§ Entries from a dataset
────────────────
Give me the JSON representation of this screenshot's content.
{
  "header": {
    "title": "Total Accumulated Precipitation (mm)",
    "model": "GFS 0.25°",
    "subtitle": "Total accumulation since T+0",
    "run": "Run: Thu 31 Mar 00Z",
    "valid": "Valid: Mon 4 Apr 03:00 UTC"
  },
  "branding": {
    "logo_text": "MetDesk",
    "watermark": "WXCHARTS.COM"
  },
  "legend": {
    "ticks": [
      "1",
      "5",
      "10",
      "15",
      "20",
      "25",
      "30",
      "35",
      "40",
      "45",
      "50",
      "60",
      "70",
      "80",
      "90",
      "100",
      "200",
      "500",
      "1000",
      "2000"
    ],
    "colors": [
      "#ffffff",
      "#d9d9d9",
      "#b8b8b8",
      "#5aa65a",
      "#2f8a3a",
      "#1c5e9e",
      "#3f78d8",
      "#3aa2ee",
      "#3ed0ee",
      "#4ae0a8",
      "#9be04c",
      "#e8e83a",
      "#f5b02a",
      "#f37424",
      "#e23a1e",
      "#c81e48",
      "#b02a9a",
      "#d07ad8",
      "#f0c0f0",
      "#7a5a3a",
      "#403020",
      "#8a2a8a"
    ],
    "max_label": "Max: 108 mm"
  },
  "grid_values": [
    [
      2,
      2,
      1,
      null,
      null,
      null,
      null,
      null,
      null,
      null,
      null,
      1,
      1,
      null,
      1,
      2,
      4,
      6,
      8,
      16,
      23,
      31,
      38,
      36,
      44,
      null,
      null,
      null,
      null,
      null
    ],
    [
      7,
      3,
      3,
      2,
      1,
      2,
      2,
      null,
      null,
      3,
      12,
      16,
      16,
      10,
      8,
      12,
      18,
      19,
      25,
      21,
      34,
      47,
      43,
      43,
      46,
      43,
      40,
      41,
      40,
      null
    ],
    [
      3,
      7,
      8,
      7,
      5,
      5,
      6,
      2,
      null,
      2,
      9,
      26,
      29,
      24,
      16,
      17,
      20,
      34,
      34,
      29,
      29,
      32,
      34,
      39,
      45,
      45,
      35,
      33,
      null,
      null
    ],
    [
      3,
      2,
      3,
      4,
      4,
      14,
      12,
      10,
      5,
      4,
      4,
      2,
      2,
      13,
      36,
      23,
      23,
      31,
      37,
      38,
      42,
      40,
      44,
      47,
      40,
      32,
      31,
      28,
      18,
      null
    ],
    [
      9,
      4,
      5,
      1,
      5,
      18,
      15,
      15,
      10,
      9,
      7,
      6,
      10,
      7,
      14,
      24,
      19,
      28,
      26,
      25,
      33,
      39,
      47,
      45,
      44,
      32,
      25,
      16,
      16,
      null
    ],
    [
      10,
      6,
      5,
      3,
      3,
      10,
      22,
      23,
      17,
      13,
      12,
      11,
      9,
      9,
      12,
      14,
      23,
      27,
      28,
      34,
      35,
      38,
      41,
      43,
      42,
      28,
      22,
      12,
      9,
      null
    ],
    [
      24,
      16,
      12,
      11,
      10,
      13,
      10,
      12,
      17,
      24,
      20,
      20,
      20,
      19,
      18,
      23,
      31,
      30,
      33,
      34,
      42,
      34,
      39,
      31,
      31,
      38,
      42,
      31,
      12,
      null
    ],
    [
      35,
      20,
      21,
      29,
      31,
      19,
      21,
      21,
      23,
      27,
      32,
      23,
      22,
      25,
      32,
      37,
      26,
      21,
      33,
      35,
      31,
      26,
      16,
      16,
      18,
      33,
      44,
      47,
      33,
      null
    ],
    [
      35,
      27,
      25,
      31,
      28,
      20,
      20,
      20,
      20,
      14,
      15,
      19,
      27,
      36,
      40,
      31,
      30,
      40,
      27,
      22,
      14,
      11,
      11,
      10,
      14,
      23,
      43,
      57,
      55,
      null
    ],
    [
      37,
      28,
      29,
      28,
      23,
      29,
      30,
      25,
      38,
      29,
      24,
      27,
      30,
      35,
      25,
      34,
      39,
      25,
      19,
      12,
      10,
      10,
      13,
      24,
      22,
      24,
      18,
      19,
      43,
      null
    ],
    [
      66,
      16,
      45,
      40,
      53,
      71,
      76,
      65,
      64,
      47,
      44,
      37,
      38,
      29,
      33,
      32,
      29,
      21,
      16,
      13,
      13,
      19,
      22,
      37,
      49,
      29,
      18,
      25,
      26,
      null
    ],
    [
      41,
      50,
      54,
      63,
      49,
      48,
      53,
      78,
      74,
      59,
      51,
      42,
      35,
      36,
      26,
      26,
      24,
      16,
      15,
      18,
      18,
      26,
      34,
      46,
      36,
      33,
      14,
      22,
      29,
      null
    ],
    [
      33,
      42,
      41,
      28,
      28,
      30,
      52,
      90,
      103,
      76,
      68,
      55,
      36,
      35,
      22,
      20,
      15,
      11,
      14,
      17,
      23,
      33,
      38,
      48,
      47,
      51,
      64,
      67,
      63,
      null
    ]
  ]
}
────────────────
§ EXERCISE AIM
Write out every entry verbatim.

§ RESULT OF THIS EXERCISE
Give me the JSON representation of this screenshot's content.
{
  "header": {
    "title": "Total Accumulated Precipitation (mm)",
    "model": "GFS 0.25°",
    "subtitle": "Total accumulation since T+0",
    "run": "Run: Thu 31 Mar 00Z",
    "valid": "Valid: Mon 4 Apr 03:00 UTC"
  },
  "branding": {
    "logo_text": "MetDesk",
    "watermark": "WXCHARTS.COM"
  },
  "legend": {
    "ticks": [
      "1",
      "5",
      "10",
      "15",
      "20",
      "25",
      "30",
      "35",
      "40",
      "45",
      "50",
      "60",
      "70",
      "80",
      "90",
      "100",
      "200",
      "500",
      "1000",
      "2000"
    ],
    "colors": [
      "#ffffff",
      "#d9d9d9",
      "#b8b8b8",
      "#5aa65a",
      "#2f8a3a",
      "#1c5e9e",
      "#3f78d8",
      "#3aa2ee",
      "#3ed0ee",
      "#4ae0a8",
      "#9be04c",
      "#e8e83a",
      "#f5b02a",
      "#f37424",
      "#e23a1e",
      "#c81e48",
      "#b02a9a",
      "#d07ad8",
      "#f0c0f0",
      "#7a5a3a",
      "#403020",
      "#8a2a8a"
    ],
    "max_label": "Max: 108 mm"
  },
  "grid_values": [
    [
      2,
      2,
      1,
      null,
      null,
      null,
      null,
      null,
      null,
      null,
      null,
      1,
      1,
      null,
      1,
      2,
      4,
      6,
      8,
      16,
      23,
      31,
      38,
      36,
      44,
      null,
      null,
      null,
      null,
      null
    ],
    [
      7,
      3,
      3,
      2,
      1,
      2,
      2,
      null,
      null,
      3,
      12,
      16,
      16,
      10,
      8,
      12,
      18,
      19,
      25,
      21,
      34,
      47,
      43,
      43,
      46,
      43,
      40,
      41,
      40,
      null
    ],
    [
      3,
      7,
      8,
      7,
      5,
      5,
      6,
      2,
      null,
      2,
      9,
      26,
      29,
      24,
      16,
      17,
      20,
      34,
      34,
      29,
      29,
      32,
      34,
      39,
      45,
      45,
      35,
      33,
      null,
      null
    ],
    [
      3,
      2,
      3,
      4,
      4,
      14,
      12,
      10,
      5,
      4,
      4,
      2,
      2,
      13,
      36,
      23,
      23,
      31,
      37,
      38,
      42,
      40,
      44,
      47,
      40,
      32,
      31,
      28,
      18,
      null
    ],
    [
      9,
      4,
      5,
      1,
      5,
      18,
      15,
      15,
      10,
      9,
      7,
      6,
      10,
      7,
      14,
      24,
      19,
      28,
      26,
      25,
      33,
      39,
      47,
      45,
      44,
      32,
      25,
      16,
      16,
      null
    ],
    [
      10,
      6,
      5,
      3,
      3,
      10,
      22,
      23,
      17,
      13,
      12,
      11,
      9,
      9,
      12,
      14,
      23,
      27,
      28,
      34,
      35,
      38,
      41,
      43,
      42,
      28,
      22,
      12,
      9,
      null
    ],
    [
      24,
      16,
      12,
      11,
      10,
      13,
      10,
      12,
      17,
      24,
      20,
      20,
      20,
      19,
      18,
      23,
      31,
      30,
      33,
      34,
      42,
      34,
      39,
      31,
      31,
      38,
      42,
      31,
      12,
      null
    ],
    [
      35,
      20,
      21,
      29,
      31,
      19,
      21,
      21,
      23,
      27,
      32,
      23,
      22,
      25,
      32,
      37,
      26,
      21,
      33,
      35,
      31,
      26,
      16,
      16,
      18,
      33,
      44,
      47,
      33,
      null
    ],
    [
      35,
      27,
      25,
      31,
      28,
      20,
      20,
      20,
      20,
      14,
      15,
      19,
      27,
      36,
      40,
      31,
      30,
      40,
      27,
      22,
      14,
      11,
      11,
      10,
      14,
      23,
      43,
      57,
      55,
      null
    ],
    [
      37,
      28,
      29,
      28,
      23,
      29,
      30,
      25,
      38,
      29,
      24,
      27,
      30,
      35,
      25,
      34,
      39,
      25,
      19,
      12,
      10,
      10,
      13,
      24,
      22,
      24,
      18,
      19,
      43,
      null
    ],
    [
      66,
      16,
      45,
      40,
      53,
      71,
      76,
      65,
      64,
      47,
      44,
      37,
      38,
      29,
      33,
      32,
      29,
      21,
      16,
      13,
      13,
      19,
      22,
      37,
      49,
      29,
      18,
      25,
      26,
      null
    ],
    [
      41,
      50,
      54,
      63,
      49,
      48,
      53,
      78,
      74,
      59,
      51,
      42,
      35,
      36,
      26,
      26,
      24,
      16,
      15,
      18,
      18,
      26,
      34,
      46,
      36,
      33,
      14,
      22,
      29,
      null
    ],
    [
      33,
      42,
      41,
      28,
      28,
      30,
      52,
      90,
      103,
      76,
      68,
      55,
      36,
      35,
      22,
      20,
      15,
      11,
      14,
      17,
      23,
      33,
      38,
      48,
      47,
      51,
      64,
      67,
      63,
      null
    ]
  ]
}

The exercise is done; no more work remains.